> PROBLEM DESCRIPTION: Output, with no changes, the span of lines that opens with the line containing "Convert this chart to structured JSON data." and closes with the last line.

> Stored items:

(begin)

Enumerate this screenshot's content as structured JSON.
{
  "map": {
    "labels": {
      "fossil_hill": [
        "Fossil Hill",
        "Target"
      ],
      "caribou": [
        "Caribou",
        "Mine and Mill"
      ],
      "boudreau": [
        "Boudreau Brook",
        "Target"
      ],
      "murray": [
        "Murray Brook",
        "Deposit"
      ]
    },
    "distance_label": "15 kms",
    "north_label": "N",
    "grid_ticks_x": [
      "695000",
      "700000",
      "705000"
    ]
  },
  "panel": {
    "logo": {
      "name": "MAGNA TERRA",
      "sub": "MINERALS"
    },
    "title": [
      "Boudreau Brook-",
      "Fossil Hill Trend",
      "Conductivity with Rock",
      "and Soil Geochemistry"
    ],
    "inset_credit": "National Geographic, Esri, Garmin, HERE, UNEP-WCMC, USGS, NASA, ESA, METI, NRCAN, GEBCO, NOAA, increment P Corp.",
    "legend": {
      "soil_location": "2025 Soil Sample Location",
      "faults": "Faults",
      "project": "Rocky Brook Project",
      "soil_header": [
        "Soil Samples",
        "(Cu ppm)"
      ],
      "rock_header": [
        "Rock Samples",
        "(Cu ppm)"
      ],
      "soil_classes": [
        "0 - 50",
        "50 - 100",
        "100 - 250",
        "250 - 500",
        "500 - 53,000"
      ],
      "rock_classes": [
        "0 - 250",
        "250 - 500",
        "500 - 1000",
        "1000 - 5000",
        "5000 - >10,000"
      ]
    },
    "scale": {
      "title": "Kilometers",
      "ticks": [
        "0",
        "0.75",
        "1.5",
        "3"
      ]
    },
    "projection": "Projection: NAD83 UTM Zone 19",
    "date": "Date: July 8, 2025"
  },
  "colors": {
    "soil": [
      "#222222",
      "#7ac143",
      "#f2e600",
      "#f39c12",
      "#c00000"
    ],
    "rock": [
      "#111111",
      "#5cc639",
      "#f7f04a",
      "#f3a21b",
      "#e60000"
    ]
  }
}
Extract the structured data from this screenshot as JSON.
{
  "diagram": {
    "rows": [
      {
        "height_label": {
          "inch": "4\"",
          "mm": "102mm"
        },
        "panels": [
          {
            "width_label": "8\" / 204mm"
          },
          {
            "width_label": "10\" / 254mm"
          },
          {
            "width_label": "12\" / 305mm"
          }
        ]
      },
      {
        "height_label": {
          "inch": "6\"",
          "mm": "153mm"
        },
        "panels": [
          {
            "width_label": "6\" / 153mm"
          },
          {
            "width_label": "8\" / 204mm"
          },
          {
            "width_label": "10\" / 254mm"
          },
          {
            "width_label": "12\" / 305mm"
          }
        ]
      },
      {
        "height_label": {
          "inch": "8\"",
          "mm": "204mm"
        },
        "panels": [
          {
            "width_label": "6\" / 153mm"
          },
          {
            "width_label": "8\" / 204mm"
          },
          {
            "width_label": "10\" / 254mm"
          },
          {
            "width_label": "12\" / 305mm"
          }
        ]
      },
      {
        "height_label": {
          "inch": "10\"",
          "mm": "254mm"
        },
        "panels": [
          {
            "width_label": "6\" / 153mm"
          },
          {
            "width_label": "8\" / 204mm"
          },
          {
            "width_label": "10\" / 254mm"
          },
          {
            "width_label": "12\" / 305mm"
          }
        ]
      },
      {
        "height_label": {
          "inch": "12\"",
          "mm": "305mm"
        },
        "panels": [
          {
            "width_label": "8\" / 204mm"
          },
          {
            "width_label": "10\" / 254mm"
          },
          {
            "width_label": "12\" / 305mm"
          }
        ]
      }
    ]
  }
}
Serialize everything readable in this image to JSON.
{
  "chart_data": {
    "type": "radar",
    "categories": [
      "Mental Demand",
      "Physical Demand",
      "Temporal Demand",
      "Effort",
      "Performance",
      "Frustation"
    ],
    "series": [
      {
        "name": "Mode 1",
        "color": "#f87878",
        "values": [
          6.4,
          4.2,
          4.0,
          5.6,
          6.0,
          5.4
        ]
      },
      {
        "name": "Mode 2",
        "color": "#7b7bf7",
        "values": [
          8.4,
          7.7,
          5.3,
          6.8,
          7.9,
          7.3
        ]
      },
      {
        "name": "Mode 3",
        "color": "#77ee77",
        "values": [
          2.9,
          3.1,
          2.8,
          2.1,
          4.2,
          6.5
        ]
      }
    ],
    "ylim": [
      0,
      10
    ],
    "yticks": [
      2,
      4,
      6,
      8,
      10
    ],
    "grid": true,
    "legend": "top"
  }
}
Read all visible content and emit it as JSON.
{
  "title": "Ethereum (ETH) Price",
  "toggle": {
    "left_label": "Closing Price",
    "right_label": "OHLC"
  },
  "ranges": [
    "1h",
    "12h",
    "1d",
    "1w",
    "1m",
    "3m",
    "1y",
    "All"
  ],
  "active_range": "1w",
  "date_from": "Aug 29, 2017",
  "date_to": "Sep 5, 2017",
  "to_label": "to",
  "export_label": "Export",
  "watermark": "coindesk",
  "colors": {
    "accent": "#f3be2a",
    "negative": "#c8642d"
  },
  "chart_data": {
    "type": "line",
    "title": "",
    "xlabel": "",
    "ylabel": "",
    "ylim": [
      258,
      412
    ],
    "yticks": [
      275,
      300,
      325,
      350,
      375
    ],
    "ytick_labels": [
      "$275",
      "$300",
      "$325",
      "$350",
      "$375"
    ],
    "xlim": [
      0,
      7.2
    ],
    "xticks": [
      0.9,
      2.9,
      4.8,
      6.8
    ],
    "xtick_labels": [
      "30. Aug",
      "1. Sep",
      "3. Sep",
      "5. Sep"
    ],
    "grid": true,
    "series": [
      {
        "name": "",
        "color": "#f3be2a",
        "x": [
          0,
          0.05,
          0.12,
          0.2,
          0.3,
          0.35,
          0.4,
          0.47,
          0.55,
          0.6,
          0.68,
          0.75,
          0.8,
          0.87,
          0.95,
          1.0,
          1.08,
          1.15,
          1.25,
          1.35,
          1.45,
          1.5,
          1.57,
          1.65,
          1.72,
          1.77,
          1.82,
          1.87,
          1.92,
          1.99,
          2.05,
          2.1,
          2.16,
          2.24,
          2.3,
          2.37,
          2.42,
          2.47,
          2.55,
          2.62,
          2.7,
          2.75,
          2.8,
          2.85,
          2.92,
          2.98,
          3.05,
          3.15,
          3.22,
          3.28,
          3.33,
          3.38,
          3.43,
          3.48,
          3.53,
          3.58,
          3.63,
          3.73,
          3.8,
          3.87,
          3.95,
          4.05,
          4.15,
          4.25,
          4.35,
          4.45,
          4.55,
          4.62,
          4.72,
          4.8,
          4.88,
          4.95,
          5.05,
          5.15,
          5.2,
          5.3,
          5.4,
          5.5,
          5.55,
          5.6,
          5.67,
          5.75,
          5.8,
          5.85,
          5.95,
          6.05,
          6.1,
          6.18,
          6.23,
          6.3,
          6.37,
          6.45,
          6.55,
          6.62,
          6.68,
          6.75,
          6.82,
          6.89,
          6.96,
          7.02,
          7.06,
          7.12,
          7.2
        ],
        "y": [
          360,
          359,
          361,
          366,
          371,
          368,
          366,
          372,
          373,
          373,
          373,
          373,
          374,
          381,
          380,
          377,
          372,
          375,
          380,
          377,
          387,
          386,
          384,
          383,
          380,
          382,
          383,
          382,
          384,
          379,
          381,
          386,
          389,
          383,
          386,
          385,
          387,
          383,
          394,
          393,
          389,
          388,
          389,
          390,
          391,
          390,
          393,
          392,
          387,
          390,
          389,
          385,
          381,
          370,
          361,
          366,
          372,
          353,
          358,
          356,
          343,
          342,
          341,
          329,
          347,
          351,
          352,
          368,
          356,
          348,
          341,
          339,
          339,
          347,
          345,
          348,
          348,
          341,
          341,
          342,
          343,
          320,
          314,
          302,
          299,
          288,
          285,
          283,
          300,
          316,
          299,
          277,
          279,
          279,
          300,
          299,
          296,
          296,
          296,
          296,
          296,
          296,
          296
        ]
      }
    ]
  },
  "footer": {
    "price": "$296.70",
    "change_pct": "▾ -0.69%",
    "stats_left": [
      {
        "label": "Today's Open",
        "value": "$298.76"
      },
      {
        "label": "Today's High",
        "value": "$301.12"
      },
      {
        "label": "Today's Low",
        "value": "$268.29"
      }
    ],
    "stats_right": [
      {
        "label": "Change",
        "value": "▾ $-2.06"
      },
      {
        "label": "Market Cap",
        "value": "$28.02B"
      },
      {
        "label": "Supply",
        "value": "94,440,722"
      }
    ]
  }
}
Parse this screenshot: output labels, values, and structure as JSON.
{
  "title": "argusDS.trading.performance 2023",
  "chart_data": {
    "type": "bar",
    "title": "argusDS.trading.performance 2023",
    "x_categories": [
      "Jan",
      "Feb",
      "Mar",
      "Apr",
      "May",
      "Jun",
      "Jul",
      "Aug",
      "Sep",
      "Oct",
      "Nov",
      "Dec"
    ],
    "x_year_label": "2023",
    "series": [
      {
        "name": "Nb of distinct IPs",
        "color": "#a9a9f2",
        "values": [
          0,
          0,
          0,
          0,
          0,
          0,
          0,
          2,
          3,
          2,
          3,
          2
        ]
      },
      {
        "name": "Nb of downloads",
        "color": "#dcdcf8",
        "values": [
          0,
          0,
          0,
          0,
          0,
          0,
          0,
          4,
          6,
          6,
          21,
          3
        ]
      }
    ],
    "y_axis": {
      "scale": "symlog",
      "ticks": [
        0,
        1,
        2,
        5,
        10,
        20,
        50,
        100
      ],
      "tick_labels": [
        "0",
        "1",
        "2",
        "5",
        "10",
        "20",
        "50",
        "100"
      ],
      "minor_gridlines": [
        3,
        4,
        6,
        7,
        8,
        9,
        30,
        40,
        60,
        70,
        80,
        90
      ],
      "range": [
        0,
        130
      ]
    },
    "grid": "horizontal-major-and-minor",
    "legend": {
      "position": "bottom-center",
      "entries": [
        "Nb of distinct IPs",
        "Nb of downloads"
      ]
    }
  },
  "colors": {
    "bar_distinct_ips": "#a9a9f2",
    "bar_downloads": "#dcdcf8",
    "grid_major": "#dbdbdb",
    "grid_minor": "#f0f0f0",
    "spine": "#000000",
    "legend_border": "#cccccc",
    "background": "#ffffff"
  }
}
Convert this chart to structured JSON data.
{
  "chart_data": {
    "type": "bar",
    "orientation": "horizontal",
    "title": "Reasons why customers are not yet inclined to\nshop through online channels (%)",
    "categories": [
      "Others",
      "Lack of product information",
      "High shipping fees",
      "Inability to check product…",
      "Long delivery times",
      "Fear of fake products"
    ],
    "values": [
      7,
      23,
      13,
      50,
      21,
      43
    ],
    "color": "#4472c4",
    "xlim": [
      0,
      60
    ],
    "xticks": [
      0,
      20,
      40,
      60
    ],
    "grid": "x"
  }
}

(end)

> RESPONSE TO THE TASK:
Convert this chart to structured JSON data.
{
  "chart_data": {
    "type": "bar",
    "orientation": "horizontal",
    "title": "Reasons why customers are not yet inclined to\nshop through online channels (%)",
    "categories": [
      "Others",
      "Lack of product information",
      "High shipping fees",
      "Inability to check product…",
      "Long delivery times",
      "Fear of fake products"
    ],
    "values": [
      7,
      23,
      13,
      50,
      21,
      43
    ],
    "color": "#4472c4",
    "xlim": [
      0,
      60
    ],
    "xticks": [
      0,
      20,
      40,
      60
    ],
    "grid": "x"
  }
}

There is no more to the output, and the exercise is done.